#### Selected passage
Lurgan was founded in 1610 by John and William Brownlow, a father-son partnership from Lincolnshire who acquired the land during the Ulster Plantation. From the beginning the town has been defined by its linear street pattern, dictated by buildings erected either side of a long ridge. In fact it is this ridge which gives Lurgan its name, originating from the Irish ‘An Lorgain’ meaning ‘the shin shaped ridge’ or ‘long low ridge’.

The growth of the town’s linen industry in the 18th century and it’s industrialisation in the mid-19th century established Lurgan as one of the principal centres of fine linen manufacture in Ulster. The linen trade brought both people and prosperity to the town, which was reflected in the erection of many fine buildings along the main street. Although incorporating a variety of architectural styles, the buildings form a unified streetscape thanks to careful design and thoughtful use of materials; a tribute to the builders and craftsmen who built them.

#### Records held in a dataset
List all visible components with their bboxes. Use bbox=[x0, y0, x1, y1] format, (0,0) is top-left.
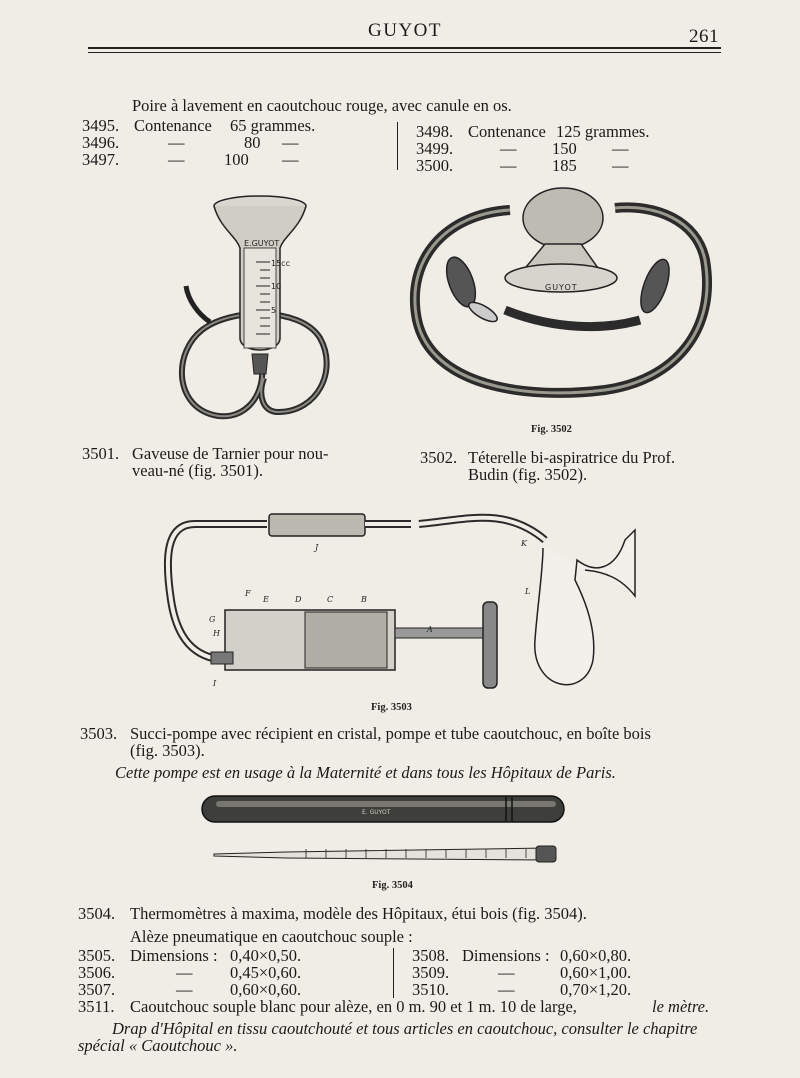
item-number: 3498. bbox=[416, 122, 454, 141]
footer-note-line1: Drap d'Hôpital en tissu caoutchouté et tous articles en caoutchouc, consulter le chapitre bbox=[112, 1019, 698, 1038]
item-number: 3508. bbox=[412, 946, 450, 965]
item-3511-number: 3511. bbox=[78, 997, 115, 1016]
ditto-mark: — bbox=[168, 133, 185, 152]
item-value: 150 bbox=[552, 139, 577, 158]
scale-label: 10 bbox=[271, 282, 282, 291]
ditto-mark: — bbox=[498, 963, 515, 982]
header-rule-thick bbox=[88, 47, 721, 49]
item-3511-text: Caoutchouc souple blanc pour alèze, en 0 m. 90 et 1 m. 10 de large, bbox=[130, 997, 577, 1016]
figure-3501-gaveuse-illustration bbox=[170, 188, 340, 428]
item-value: 0,60×0,80. bbox=[560, 946, 632, 965]
item-number: 3500. bbox=[416, 156, 454, 175]
item-3504-number: 3504. bbox=[78, 904, 116, 923]
header-rule-thin bbox=[88, 52, 721, 53]
ditto-mark: — bbox=[500, 139, 517, 158]
item-value: 0,40×0,50. bbox=[230, 946, 302, 965]
figure-3503-label: D bbox=[295, 595, 302, 604]
page-number: 261 bbox=[689, 26, 719, 47]
figure-3504-caption: Fig. 3504 bbox=[372, 880, 413, 891]
item-3504-text: Thermomètres à maxima, modèle des Hôpitaux, étui bois (fig. 3504). bbox=[130, 904, 587, 923]
item-desc: Contenance bbox=[468, 122, 546, 141]
ditto-mark: — bbox=[282, 133, 299, 152]
figure-3503-label: L bbox=[525, 587, 531, 596]
item-value: 0,70×1,20. bbox=[560, 980, 632, 999]
item-desc: Dimensions : bbox=[130, 946, 218, 965]
figure-3504-case-mark: E. GUYOT bbox=[362, 809, 391, 816]
scale-label: 5 bbox=[271, 306, 277, 315]
ditto-mark: — bbox=[612, 156, 629, 175]
item-3502-text: Téterelle bi-aspiratrice du Prof. bbox=[468, 448, 676, 467]
figure-3503-caption: Fig. 3503 bbox=[371, 702, 412, 713]
item-3503-number: 3503. bbox=[80, 724, 118, 743]
item-value: 125 grammes. bbox=[556, 122, 650, 141]
figure-3502-maker-mark: GUYOT bbox=[545, 283, 578, 292]
ditto-mark: — bbox=[176, 963, 193, 982]
item-number: 3507. bbox=[78, 980, 116, 999]
item-value: 0,45×0,60. bbox=[230, 963, 302, 982]
item-3501-text: veau-né (fig. 3501). bbox=[132, 461, 264, 480]
figure-3503-label: J bbox=[315, 543, 319, 552]
item-value: 65 grammes. bbox=[230, 116, 316, 135]
column-divider bbox=[393, 948, 394, 998]
ditto-mark: — bbox=[498, 980, 515, 999]
figure-3502-teterelle-illustration bbox=[405, 180, 715, 435]
item-desc: Dimensions : bbox=[462, 946, 550, 965]
item-desc: Contenance bbox=[134, 116, 212, 135]
item-number: 3509. bbox=[412, 963, 450, 982]
item-value: 80 bbox=[244, 133, 261, 152]
item-number: 3506. bbox=[78, 963, 116, 982]
aleze-intro: Alèze pneumatique en caoutchouc souple : bbox=[130, 927, 413, 946]
item-3502-text: Budin (fig. 3502). bbox=[468, 465, 588, 484]
item-value: 185 bbox=[552, 156, 577, 175]
footer-note-line2: spécial « Caoutchouc ». bbox=[78, 1036, 238, 1055]
figure-3502-caption: Fig. 3502 bbox=[531, 424, 572, 435]
item-3503-text: (fig. 3503). bbox=[130, 741, 205, 760]
scale-label: 15cc bbox=[271, 259, 290, 268]
item-number: 3510. bbox=[412, 980, 450, 999]
figure-3503-label: B bbox=[361, 595, 367, 604]
figure-3503-label: C bbox=[327, 595, 334, 604]
item-number: 3497. bbox=[82, 150, 120, 169]
figure-3503-succi-pompe-illustration bbox=[165, 500, 645, 713]
item-value: 0,60×1,00. bbox=[560, 963, 632, 982]
figure-3504-thermometer-illustration bbox=[196, 790, 576, 890]
figure-3503-label: I bbox=[213, 679, 217, 688]
ditto-mark: — bbox=[282, 150, 299, 169]
figure-3503-label: A bbox=[427, 625, 433, 634]
ditto-mark: — bbox=[500, 156, 517, 175]
column-divider bbox=[397, 122, 398, 170]
item-number: 3495. bbox=[82, 116, 120, 135]
item-3503-text: Succi-pompe avec récipient en cristal, pompe et tube caoutchouc, en boîte bois bbox=[130, 724, 651, 743]
item-value: 100 bbox=[224, 150, 249, 169]
item-number: 3499. bbox=[416, 139, 454, 158]
figure-3503-label: F bbox=[245, 589, 251, 598]
item-3502-number: 3502. bbox=[420, 448, 458, 467]
item-3503-note: Cette pompe est en usage à la Maternité et dans tous les Hôpitaux de Paris. bbox=[115, 763, 616, 782]
ditto-mark: — bbox=[612, 139, 629, 158]
figure-3503-label: K bbox=[521, 539, 527, 548]
figure-3503-label: E bbox=[263, 595, 269, 604]
ditto-mark: — bbox=[176, 980, 193, 999]
item-value: 0,60×0,60. bbox=[230, 980, 302, 999]
item-number: 3496. bbox=[82, 133, 120, 152]
figure-3503-label: G bbox=[209, 615, 216, 624]
item-number: 3505. bbox=[78, 946, 116, 965]
running-header-title: GUYOT bbox=[368, 20, 442, 41]
item-3501-text: Gaveuse de Tarnier pour nou- bbox=[132, 444, 329, 463]
figure-3503-label: H bbox=[213, 629, 220, 638]
poire-intro: Poire à lavement en caoutchouc rouge, avec canule en os. bbox=[132, 96, 512, 115]
figure-3501-maker-mark: E.GUYOT bbox=[244, 239, 280, 248]
item-3511-unit: le mètre. bbox=[652, 997, 710, 1016]
ditto-mark: — bbox=[168, 150, 185, 169]
item-3501-number: 3501. bbox=[82, 444, 120, 463]
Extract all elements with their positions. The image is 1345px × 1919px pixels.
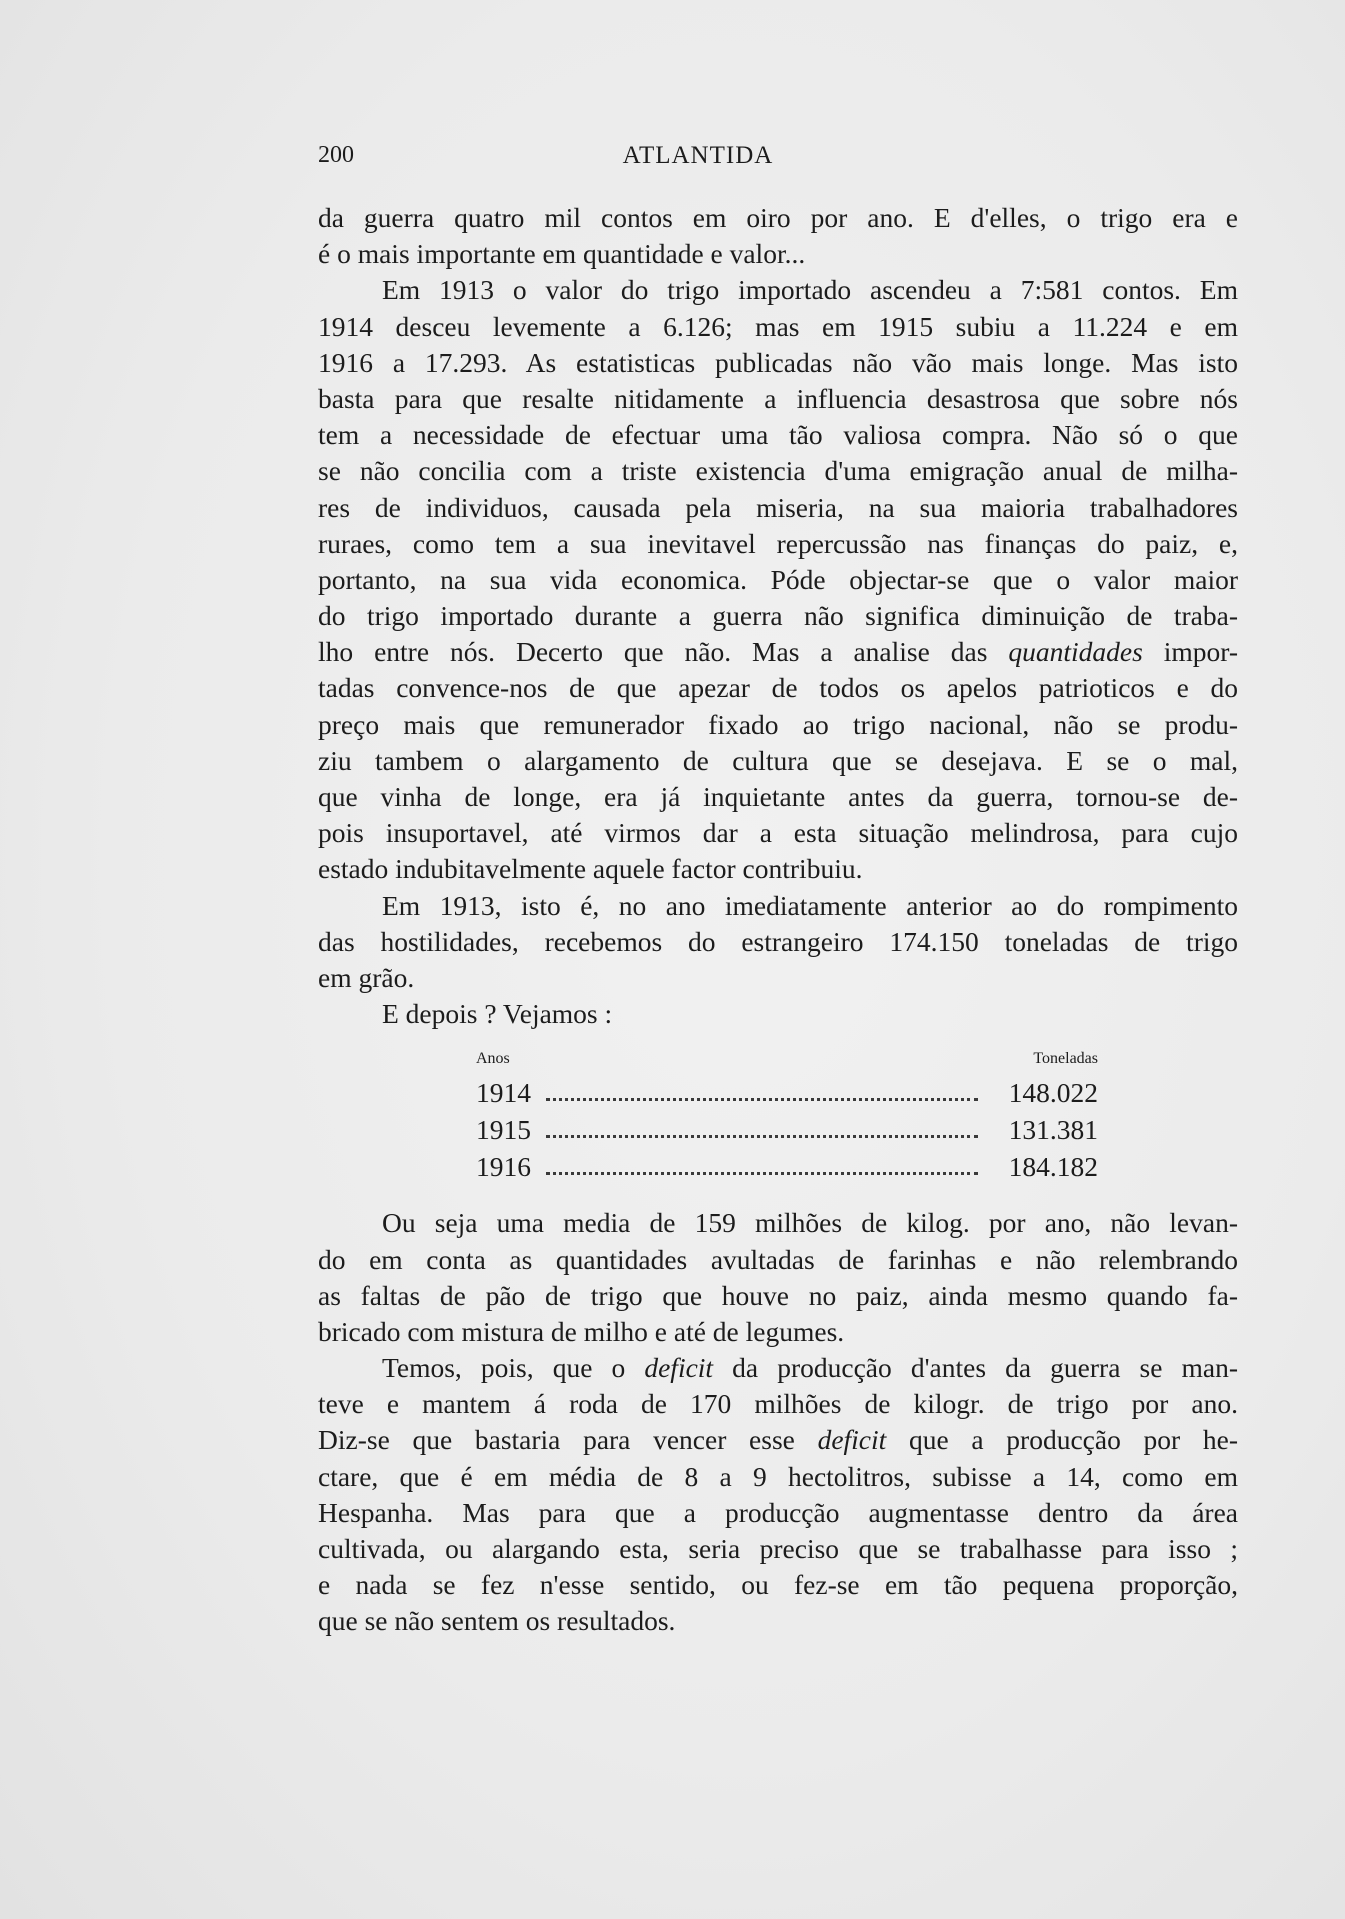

#### Task objective
Please transcribe the part of the Lurgan passage above that opens with the words containing "Lurgan was founded" and closes with "or ‘long low ridge’.".

#### Result
Lurgan was founded in 1610 by John and William Brownlow, a father-son partnership from Lincolnshire who acquired the land during the Ulster Plantation. From the beginning the town has been defined by its linear street pattern, dictated by buildings erected either side of a long ridge. In fact it is this ridge which gives Lurgan its name, originating from the Irish ‘An Lorgain’ meaning ‘the shin shaped ridge’ or ‘long low ridge’.